## Job
Translate the sentence "The next two chapters focus on the social construction of gender and sex." from the reader reviews of Think Like a Feminist into Spanish.

## Selected excerpt
....

Profile Image for Kelly.
44 reviews1 follower
June 26, 2020
A great primier on the subject that would be a fantastic core text to an introductory course on the topic, or for the curious individual. A wonderful tool to annotate and dissect and start a personal exploration of topics from this well researched, cited, and engaging work.
Profile Image for Jessica.
1,852 reviews32 followers
November 16, 2020
Today the word "feminist" can mean something different to 100 different people. In Think Like a Feminist Carol Hay attempts to boil down over two hundred years of feminist thought into one book. The first two chapters give an overall history, as well as, the stereotypes of feminism and give four metaphors for understanding oppression. These two chapters are AMAZING - they are very readable and really break down the various waves of feminism and explain what was achieved (or not) in each wave. The next two chapters focus on the social construction of gender and sex. In my opinion these two chapters were a little more academic and not as easily readable for someone not super interested in this topic. There is also a chapter on sexual violence and then just when you're feeling like all hope is lost, the last chapter focuses on things you can do every day to try to continue to move the feminism movement forward.

I felt like the author did a great job overall with explaining different aspects of feminism and also being honest about how some factions of feminists work against each other or don't include all women (often women of color). The only reason I didn't rate it higher was because I felt like a lot of readers would get bogged down in chapters 3 & 4 and quit reading or get overwhelmed. But, if you're new to this issue or trying to have easy ways to explain some of the ideas to someone else this book is a great resource.

Here are some quotes I liked:

"Having spent a very long time playing Whac-A-Mole with people's misconceptions of feminism - in the classroom, on social media, at the Thanksgiving dinner table - I've ended up with a whole bag full o' tricks to get the skeptics' guard down and get them to listen to what feminism is really about. This book is the collection of this hard-won repertoire." (p. xvi)

"Honestly, if you were to ask ten feminists to define feminism you'd probably get eleven different answers. There are a few core things that we do agree about, though. First, feminists agree that women have been, and continue to be, disadvantaged relative to men...Second, feminists agree that these disadvantages are bad things that can and should be changed. And third, we agree that these disadvantages are interrelated, that they're the result of mutually supporting systems of privilege and deprivation that are structurally embedded in virtually every aspect of society and that systematically function to screw women over." (p. 1-2)

....

## Given data

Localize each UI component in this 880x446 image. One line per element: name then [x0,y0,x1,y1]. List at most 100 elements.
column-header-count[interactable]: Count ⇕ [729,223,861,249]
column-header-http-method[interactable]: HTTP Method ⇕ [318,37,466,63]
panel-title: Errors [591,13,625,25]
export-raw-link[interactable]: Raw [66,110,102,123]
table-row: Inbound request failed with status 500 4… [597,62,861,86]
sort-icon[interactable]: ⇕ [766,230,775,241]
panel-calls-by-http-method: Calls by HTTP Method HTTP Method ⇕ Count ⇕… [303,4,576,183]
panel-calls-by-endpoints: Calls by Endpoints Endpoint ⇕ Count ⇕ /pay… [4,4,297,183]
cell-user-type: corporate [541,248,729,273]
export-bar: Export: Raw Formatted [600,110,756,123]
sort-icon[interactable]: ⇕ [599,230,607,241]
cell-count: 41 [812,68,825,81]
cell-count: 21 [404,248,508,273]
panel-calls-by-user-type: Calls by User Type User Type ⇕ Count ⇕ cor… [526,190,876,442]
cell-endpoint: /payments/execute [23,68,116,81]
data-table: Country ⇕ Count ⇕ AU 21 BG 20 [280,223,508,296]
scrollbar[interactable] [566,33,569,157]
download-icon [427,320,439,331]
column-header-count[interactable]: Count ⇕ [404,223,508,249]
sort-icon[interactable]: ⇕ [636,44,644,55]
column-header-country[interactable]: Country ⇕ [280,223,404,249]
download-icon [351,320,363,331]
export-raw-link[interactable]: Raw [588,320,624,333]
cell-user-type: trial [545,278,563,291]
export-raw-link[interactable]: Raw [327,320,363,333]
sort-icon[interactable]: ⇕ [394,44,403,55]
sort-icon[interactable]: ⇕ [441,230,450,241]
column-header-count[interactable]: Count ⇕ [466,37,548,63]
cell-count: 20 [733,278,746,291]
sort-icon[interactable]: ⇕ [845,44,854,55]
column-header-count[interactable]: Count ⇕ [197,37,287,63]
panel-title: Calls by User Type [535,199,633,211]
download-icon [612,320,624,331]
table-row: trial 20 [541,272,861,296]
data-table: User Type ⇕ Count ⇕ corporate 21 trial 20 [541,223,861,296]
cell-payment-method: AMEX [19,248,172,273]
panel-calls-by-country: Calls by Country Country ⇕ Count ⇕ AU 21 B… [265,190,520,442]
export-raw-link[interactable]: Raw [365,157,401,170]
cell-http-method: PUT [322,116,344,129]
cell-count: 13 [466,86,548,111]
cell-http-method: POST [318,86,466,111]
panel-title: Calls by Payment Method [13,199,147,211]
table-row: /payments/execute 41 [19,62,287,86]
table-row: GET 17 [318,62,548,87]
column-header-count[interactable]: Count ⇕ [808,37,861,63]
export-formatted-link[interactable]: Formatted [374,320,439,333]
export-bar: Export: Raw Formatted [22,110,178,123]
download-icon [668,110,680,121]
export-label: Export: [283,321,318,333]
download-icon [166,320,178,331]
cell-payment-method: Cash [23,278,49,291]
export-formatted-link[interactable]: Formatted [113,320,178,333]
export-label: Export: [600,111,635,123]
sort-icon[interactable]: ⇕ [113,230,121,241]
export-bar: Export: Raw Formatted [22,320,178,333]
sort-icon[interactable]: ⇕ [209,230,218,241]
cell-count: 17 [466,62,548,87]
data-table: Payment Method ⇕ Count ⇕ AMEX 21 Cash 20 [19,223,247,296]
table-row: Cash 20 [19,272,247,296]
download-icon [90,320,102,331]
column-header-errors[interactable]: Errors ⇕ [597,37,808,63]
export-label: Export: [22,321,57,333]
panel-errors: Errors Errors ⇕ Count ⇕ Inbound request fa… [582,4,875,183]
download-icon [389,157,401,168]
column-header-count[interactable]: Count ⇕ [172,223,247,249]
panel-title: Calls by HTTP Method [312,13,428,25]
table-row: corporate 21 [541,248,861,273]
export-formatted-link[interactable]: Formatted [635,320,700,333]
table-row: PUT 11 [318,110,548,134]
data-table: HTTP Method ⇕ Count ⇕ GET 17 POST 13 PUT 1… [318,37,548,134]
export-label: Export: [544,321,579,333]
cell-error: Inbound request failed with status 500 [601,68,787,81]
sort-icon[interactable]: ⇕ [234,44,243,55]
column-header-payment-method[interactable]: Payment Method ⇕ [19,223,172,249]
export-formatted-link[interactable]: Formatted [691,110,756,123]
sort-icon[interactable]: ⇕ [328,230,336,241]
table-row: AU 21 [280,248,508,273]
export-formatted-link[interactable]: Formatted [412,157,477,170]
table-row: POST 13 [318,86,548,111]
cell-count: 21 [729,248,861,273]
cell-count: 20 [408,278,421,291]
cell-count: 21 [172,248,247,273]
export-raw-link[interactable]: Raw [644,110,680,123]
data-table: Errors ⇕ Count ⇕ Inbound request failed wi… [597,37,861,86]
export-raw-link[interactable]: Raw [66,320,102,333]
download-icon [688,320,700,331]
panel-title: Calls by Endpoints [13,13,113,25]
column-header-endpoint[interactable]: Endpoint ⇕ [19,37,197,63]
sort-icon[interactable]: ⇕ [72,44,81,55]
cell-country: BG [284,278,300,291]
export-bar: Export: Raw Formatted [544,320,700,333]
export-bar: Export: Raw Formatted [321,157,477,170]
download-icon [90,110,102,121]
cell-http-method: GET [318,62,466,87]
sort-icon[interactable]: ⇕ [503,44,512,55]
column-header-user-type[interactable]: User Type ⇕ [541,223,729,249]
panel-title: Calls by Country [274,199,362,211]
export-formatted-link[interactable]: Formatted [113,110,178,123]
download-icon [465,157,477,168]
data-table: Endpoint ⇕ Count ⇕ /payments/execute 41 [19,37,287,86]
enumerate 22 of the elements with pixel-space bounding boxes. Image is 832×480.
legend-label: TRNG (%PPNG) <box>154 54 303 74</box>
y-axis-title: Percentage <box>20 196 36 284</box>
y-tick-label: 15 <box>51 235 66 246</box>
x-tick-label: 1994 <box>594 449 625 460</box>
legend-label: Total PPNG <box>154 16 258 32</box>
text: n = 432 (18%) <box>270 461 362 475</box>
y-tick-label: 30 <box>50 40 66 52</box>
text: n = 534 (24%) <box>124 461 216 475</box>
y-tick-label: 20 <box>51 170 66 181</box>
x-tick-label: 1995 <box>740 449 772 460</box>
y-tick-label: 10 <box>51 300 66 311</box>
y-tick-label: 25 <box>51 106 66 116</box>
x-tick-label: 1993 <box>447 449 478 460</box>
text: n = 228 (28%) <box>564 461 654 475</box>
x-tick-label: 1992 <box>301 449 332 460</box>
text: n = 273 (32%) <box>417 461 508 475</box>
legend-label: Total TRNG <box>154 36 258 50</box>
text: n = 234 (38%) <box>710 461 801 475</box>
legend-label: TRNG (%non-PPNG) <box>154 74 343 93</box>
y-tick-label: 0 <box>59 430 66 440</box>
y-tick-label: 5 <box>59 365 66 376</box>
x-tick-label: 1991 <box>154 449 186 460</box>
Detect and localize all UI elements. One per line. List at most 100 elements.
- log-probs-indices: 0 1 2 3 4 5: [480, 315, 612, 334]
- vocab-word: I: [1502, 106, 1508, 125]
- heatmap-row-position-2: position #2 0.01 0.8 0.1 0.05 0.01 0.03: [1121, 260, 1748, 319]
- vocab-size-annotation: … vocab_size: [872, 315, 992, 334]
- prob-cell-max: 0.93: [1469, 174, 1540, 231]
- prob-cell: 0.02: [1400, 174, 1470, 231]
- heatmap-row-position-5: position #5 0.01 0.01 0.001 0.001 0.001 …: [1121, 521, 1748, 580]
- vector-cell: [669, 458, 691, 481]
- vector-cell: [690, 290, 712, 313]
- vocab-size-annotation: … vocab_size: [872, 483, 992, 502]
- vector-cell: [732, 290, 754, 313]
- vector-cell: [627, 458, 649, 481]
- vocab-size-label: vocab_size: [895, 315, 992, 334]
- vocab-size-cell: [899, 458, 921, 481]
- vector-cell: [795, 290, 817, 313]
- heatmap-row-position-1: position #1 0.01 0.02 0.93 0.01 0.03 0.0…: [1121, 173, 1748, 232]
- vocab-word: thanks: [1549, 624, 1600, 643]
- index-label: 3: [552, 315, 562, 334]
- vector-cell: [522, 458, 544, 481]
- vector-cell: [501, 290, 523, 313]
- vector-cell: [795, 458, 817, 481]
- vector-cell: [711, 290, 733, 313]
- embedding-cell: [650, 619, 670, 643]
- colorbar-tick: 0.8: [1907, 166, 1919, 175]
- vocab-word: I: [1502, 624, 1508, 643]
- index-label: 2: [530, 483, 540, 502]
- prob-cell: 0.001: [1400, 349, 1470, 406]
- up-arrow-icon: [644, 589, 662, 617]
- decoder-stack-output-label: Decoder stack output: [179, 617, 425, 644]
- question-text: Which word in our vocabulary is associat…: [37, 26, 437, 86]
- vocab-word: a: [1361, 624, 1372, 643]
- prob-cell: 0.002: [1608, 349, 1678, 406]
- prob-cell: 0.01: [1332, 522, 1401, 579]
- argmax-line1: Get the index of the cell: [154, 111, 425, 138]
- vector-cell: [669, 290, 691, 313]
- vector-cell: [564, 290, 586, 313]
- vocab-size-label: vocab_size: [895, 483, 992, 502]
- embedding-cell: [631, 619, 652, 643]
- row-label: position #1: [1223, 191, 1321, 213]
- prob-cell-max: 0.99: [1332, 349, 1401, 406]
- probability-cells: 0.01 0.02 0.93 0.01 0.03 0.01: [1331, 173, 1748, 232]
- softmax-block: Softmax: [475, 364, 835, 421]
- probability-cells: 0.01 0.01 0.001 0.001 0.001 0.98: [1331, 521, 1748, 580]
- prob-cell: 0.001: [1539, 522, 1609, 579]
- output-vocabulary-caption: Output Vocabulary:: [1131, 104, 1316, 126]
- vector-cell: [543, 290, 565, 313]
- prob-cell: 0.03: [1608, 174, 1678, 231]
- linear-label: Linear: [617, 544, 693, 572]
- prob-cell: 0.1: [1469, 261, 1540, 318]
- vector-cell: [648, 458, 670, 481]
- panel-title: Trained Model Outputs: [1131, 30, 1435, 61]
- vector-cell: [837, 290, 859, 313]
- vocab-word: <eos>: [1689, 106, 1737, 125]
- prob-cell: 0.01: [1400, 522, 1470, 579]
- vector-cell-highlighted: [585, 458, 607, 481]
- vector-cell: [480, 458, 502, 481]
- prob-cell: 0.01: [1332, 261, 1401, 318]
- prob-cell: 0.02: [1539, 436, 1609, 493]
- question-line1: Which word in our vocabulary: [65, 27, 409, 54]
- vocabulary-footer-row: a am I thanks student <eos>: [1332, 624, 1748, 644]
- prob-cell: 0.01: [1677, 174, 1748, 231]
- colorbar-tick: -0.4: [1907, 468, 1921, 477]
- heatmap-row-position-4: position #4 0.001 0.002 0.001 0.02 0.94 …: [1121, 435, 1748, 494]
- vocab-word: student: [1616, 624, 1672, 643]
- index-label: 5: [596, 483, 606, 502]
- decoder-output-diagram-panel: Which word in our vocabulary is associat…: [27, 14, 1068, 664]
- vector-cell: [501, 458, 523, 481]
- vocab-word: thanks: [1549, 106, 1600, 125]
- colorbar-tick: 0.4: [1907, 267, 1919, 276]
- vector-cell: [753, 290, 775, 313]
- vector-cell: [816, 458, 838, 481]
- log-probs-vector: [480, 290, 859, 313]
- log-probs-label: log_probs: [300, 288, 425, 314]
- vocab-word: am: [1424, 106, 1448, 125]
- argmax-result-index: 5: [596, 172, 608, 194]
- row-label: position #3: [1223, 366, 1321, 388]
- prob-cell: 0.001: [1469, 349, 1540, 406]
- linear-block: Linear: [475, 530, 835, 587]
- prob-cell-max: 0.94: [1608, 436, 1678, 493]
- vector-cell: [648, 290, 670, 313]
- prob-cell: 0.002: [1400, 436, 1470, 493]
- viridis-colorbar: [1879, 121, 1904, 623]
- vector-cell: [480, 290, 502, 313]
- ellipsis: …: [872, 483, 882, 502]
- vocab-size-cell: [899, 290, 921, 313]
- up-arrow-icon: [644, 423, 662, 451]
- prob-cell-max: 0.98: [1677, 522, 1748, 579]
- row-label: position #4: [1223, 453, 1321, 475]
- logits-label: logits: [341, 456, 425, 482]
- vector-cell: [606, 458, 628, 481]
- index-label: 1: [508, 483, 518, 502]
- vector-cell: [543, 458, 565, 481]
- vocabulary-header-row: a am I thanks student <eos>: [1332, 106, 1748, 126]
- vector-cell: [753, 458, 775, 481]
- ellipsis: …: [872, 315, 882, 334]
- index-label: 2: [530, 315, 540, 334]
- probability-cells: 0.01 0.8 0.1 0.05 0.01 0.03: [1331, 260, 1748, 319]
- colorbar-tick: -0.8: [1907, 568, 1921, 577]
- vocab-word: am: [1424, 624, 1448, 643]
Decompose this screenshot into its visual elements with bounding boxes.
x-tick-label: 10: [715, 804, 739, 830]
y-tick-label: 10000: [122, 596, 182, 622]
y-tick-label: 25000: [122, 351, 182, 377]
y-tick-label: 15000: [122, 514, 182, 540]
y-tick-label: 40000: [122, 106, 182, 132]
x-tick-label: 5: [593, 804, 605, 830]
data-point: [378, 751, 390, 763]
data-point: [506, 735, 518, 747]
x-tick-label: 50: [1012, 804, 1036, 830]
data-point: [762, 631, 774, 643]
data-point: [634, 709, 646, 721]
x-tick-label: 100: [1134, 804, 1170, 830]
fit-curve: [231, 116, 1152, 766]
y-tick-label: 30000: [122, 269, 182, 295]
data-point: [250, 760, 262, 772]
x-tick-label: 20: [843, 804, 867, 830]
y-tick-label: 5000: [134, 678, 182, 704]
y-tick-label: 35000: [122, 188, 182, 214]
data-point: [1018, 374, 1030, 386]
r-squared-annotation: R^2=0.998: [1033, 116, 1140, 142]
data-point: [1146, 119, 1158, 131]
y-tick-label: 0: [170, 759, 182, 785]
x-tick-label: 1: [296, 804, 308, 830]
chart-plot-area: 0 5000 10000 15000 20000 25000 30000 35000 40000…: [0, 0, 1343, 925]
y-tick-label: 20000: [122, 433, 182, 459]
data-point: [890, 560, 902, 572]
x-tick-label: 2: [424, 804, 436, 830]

....

## Full solution
Los dos capítulos siguientes se centran en la construcción social del género y del sexo.